Make an exact copy of the entries below with the pictures removed.
— START Input for this task —
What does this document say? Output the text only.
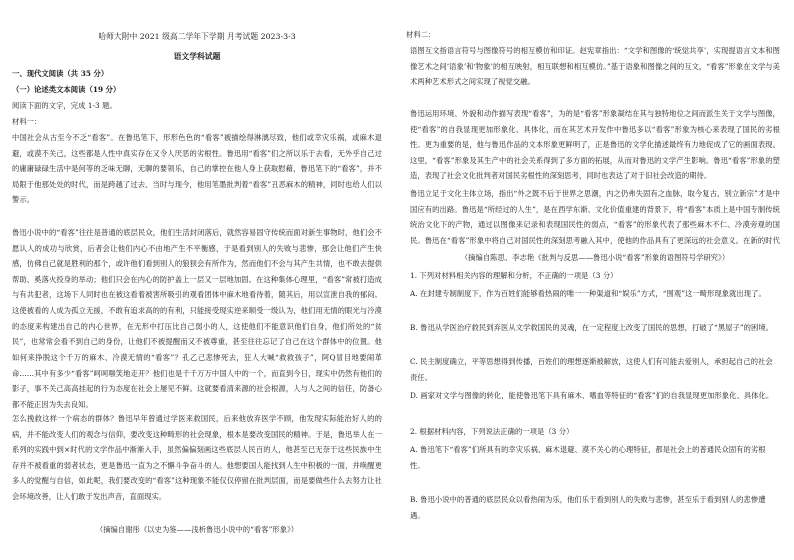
哈师大附中 2021 级高二学年下学期 月考试题 2023-3-3

语文学科试题

一、现代文阅读（共 35 分）

（一）论述类文本阅读（19 分）

阅读下面的文字，完成 1-3 题。

材料一：

中国社会从古至今不乏“看客”。在鲁迅笔下，形形色色的“看客”被描绘得淋漓尽致，他们或幸灾乐祸，或麻木退避，或漠不关己，这些都是人性中真实存在又令人厌恶的劣根性。鲁迅用“看客”们之所以乐于去看，无外乎自己过的庸庸碌碌生活中是何等的乏味无聊，无聊的要领乐，自己的掌控在他人身上获取慰藉，鲁迅笔下的“看客”，并不局限于他那处处的时代，而是跨越了过去、当时与现今，他用笔墨批判着“看客”丑恶麻木的精神，同时也给人们以警示。

鲁迅小说中的“看客”往往是普通的底层民众，他们生活封闭落后，就然容易固守传统而面对新生事物时，他们会不愿认人的成功与欣赏，后者会让他们内心不由地产生不平衡感，于是看到别人的失败与悲惨，那会让他们产生快感，仿佛自己就是胜利的那个，或许他们看到别人的狼狈会有所作为，然而他们不会与其产生共情，也不敢去提供帮助、奚落火投身的举动；他们只会在内心的防护盖上一层又一层地加固。在这种集体心理里，“看客”常被打造成与有共犯者，这场下人同时也在被这看着被害所吸引的观看团体中麻木地看待着，随其后，用以宣泄自我的郁闷。这使被看的人成为孤立无援，不敢有追求高的的有利，只能接受现实逆来顺受一级认为，他们用无情的眼光与冷漠的态度来构建出自己的内心世界，在无形中打压比自己弱小的人，这使他们不能意识他们自身，他们所处的“贫民”，也常常会看不到自己的身份，让他们不被提醒而又不被尊重，甚至往往忘记了自己在这个群体中的位置。他

如何来挣脱这个千万的麻木、冷漠无情的“看客”？孔乙己悲惨死去，狂人大喊“救救孩子”，阿Q冒目地要闹革命……其中有多少“看客”呵呵嗤笑地走开？他们也是千千万万中国人中的一个，而直到今日，现实中仍然有他们的影子，事不关己高高挂起的行为态度在社会上屡见不鲜。这就要看清来源的社会根源，人与人之间的信任，防备心都不能正因为失去良知。

怎么挽救这样一个病态的群体？鲁迅早年曾通过学医来救国民，后来他放弃医学不顾，他发现实际能治好人的的病，并不能改变人们的观念与信仰，要改变这种畸形的社会现象，根本是要改变国民的精神。于是，鲁迅举人在一系列的实践中到×时代的文学作品中渐渐入手，虽然偏偏刻画这些底层人民百的人，他甚至已无奈于这些民族中生存并不被看重的弱者状态，更是鲁迅一直为之不懈斗争奋斗的人。他想要国人能找到人生中积极的一面，并唤醒更多人的觉醒与自信，如此呢，我们要改变的“看客”这种现象不能仅仅停留在批判层面，而是要做些什么去努力让社会环境改善，让人们敢于发出声音，直面现实。

（摘编自谢彤《以史为鉴——浅析鲁迅小说中的“看客”形象》）

材料二：

语图互文指语言符号与图像符号的相互模仿和印证。赵宪章指出：“文学和图像的‘统觉共享’，实现提语言文本和图像艺术之间‘语象’和‘物象’的相互映射，相互联想和相互模仿。”基于语象和图像之间的互文，“看客”形象在文学与美术两种艺术形式之间实现了视觉交融。

鲁迅运用环境、外貌和动作描写表现“看客”，为的是“看客”形象凝结在其与独特地位之间而派生关于文学与图像，使“看客”的自我显现更加形象化、具体化，而在其艺术开发作中鲁迅多以“看客”形象为核心来表现了国民的劣根性。更为重要的是，他与鲁迅作品的文本形象更鲜明了，正是鲁迅的文学化描述最终有力地促成了它的画面表现。这里，“看客”形象及其生产中的社会关系得到了多方面的拓展，从而对鲁迅的文学产生影响。鲁迅“看客”形象的塑造，表现了社会文化批判者对国民劣根性的深刻思考，同时也表达了对于旧社会改造的期待。

鲁迅立足于文化主体立场，指出“外之既不后于世界之思潮，内之仍弗失固有之血脉，取今复古，别立新宗”才是中国应有的出路。鲁迅是“所经过的人生”，是在西学东渐、文化价值重建的背景下，将“看客”本质上是中国专制传统统治文化下的产物，通过以图像来记录和表现国民性的弱点，“看客”的形象代表了那些麻木不仁、冷漠旁观的国民。鲁迅在“看客”形象中将自己对国民性的深刻思考融入其中，使他的作品具有了更深远的社会意义。在新的时代

（摘编自陈思、李志艳《批判与反思——鲁迅小说“看客”形象的语图符号学研究》）

1. 下列对材料相关内容的理解和分析，不正确的一项是（3 分）

A. 在封建专制制度下，作为百姓们能够看热闹的唯一一种渠道和“娱乐”方式，“围观”这一畸形现象就出现了。

B. 鲁迅从学医治疗救民到弃医从文学救国民的灵魂，在一定程度上改变了国民的思想，打破了“黑屋子”的困境。

C. 民主制度确立，平等思想得到传播，百姓们的理想逐渐被解放，这使人们有可能去爱别人，承担起自己的社会责任。

D. 画家对文学与图像的转化，能使鲁迅笔下具有麻木、嗜血等特征的“看客”们的自我显现更加形象化、具体化。

2. 根据材料内容，下列说法正确的一项是（3 分）

A. 鲁迅笔下“看客”们所具有的幸灾乐祸、麻木退避、漠不关心的心理特征，都是社会上的普通民众固有的劣根性。

B. 鲁迅小说中的普通的底层民众以看热闹为乐，他们乐于看到别人的失败与悲惨，甚至乐于看到别人的悲惨遭遇。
— END Input for this task —
[Answer to this exercise]
What does this document say? Output the text only.
哈师大附中 2021 级高二学年下学期 月考试题 2023-3-3

语文学科试题

一、现代文阅读（共 35 分）

（一）论述类文本阅读（19 分）

阅读下面的文字，完成 1-3 题。

材料一：

中国社会从古至今不乏“看客”。在鲁迅笔下，形形色色的“看客”被描绘得淋漓尽致，他们或幸灾乐祸，或麻木退避，或漠不关己，这些都是人性中真实存在又令人厌恶的劣根性。鲁迅用“看客”们之所以乐于去看，无外乎自己过的庸庸碌碌生活中是何等的乏味无聊，无聊的要领乐，自己的掌控在他人身上获取慰藉，鲁迅笔下的“看客”，并不局限于他那处处的时代，而是跨越了过去、当时与现今，他用笔墨批判着“看客”丑恶麻木的精神，同时也给人们以警示。

鲁迅小说中的“看客”往往是普通的底层民众，他们生活封闭落后，就然容易固守传统而面对新生事物时，他们会不愿认人的成功与欣赏，后者会让他们内心不由地产生不平衡感，于是看到别人的失败与悲惨，那会让他们产生快感，仿佛自己就是胜利的那个，或许他们看到别人的狼狈会有所作为，然而他们不会与其产生共情，也不敢去提供帮助、奚落火投身的举动；他们只会在内心的防护盖上一层又一层地加固。在这种集体心理里，“看客”常被打造成与有共犯者，这场下人同时也在被这看着被害所吸引的观看团体中麻木地看待着，随其后，用以宣泄自我的郁闷。这使被看的人成为孤立无援，不敢有追求高的的有利，只能接受现实逆来顺受一级认为，他们用无情的眼光与冷漠的态度来构建出自己的内心世界，在无形中打压比自己弱小的人，这使他们不能意识他们自身，他们所处的“贫民”，也常常会看不到自己的身份，让他们不被提醒而又不被尊重，甚至往往忘记了自己在这个群体中的位置。他

如何来挣脱这个千万的麻木、冷漠无情的“看客”？孔乙己悲惨死去，狂人大喊“救救孩子”，阿Q冒目地要闹革命……其中有多少“看客”呵呵嗤笑地走开？他们也是千千万万中国人中的一个，而直到今日，现实中仍然有他们的影子，事不关己高高挂起的行为态度在社会上屡见不鲜。这就要看清来源的社会根源，人与人之间的信任，防备心都不能正因为失去良知。

怎么挽救这样一个病态的群体？鲁迅早年曾通过学医来救国民，后来他放弃医学不顾，他发现实际能治好人的的病，并不能改变人们的观念与信仰，要改变这种畸形的社会现象，根本是要改变国民的精神。于是，鲁迅举人在一系列的实践中到×时代的文学作品中渐渐入手，虽然偏偏刻画这些底层人民百的人，他甚至已无奈于这些民族中生存并不被看重的弱者状态，更是鲁迅一直为之不懈斗争奋斗的人。他想要国人能找到人生中积极的一面，并唤醒更多人的觉醒与自信，如此呢，我们要改变的“看客”这种现象不能仅仅停留在批判层面，而是要做些什么去努力让社会环境改善，让人们敢于发出声音，直面现实。

（摘编自谢彤《以史为鉴——浅析鲁迅小说中的“看客”形象》）

材料二：

语图互文指语言符号与图像符号的相互模仿和印证。赵宪章指出：“文学和图像的‘统觉共享’，实现提语言文本和图像艺术之间‘语象’和‘物象’的相互映射，相互联想和相互模仿。”基于语象和图像之间的互文，“看客”形象在文学与美术两种艺术形式之间实现了视觉交融。

鲁迅运用环境、外貌和动作描写表现“看客”，为的是“看客”形象凝结在其与独特地位之间而派生关于文学与图像，使“看客”的自我显现更加形象化、具体化，而在其艺术开发作中鲁迅多以“看客”形象为核心来表现了国民的劣根性。更为重要的是，他与鲁迅作品的文本形象更鲜明了，正是鲁迅的文学化描述最终有力地促成了它的画面表现。这里，“看客”形象及其生产中的社会关系得到了多方面的拓展，从而对鲁迅的文学产生影响。鲁迅“看客”形象的塑造，表现了社会文化批判者对国民劣根性的深刻思考，同时也表达了对于旧社会改造的期待。

鲁迅立足于文化主体立场，指出“外之既不后于世界之思潮，内之仍弗失固有之血脉，取今复古，别立新宗”才是中国应有的出路。鲁迅是“所经过的人生”，是在西学东渐、文化价值重建的背景下，将“看客”本质上是中国专制传统统治文化下的产物，通过以图像来记录和表现国民性的弱点，“看客”的形象代表了那些麻木不仁、冷漠旁观的国民。鲁迅在“看客”形象中将自己对国民性的深刻思考融入其中，使他的作品具有了更深远的社会意义。在新的时代

（摘编自陈思、李志艳《批判与反思——鲁迅小说“看客”形象的语图符号学研究》）

1. 下列对材料相关内容的理解和分析，不正确的一项是（3 分）

A. 在封建专制制度下，作为百姓们能够看热闹的唯一一种渠道和“娱乐”方式，“围观”这一畸形现象就出现了。

B. 鲁迅从学医治疗救民到弃医从文学救国民的灵魂，在一定程度上改变了国民的思想，打破了“黑屋子”的困境。

C. 民主制度确立，平等思想得到传播，百姓们的理想逐渐被解放，这使人们有可能去爱别人，承担起自己的社会责任。

D. 画家对文学与图像的转化，能使鲁迅笔下具有麻木、嗜血等特征的“看客”们的自我显现更加形象化、具体化。

2. 根据材料内容，下列说法正确的一项是（3 分）

A. 鲁迅笔下“看客”们所具有的幸灾乐祸、麻木退避、漠不关心的心理特征，都是社会上的普通民众固有的劣根性。

B. 鲁迅小说中的普通的底层民众以看热闹为乐，他们乐于看到别人的失败与悲惨，甚至乐于看到别人的悲惨遭遇。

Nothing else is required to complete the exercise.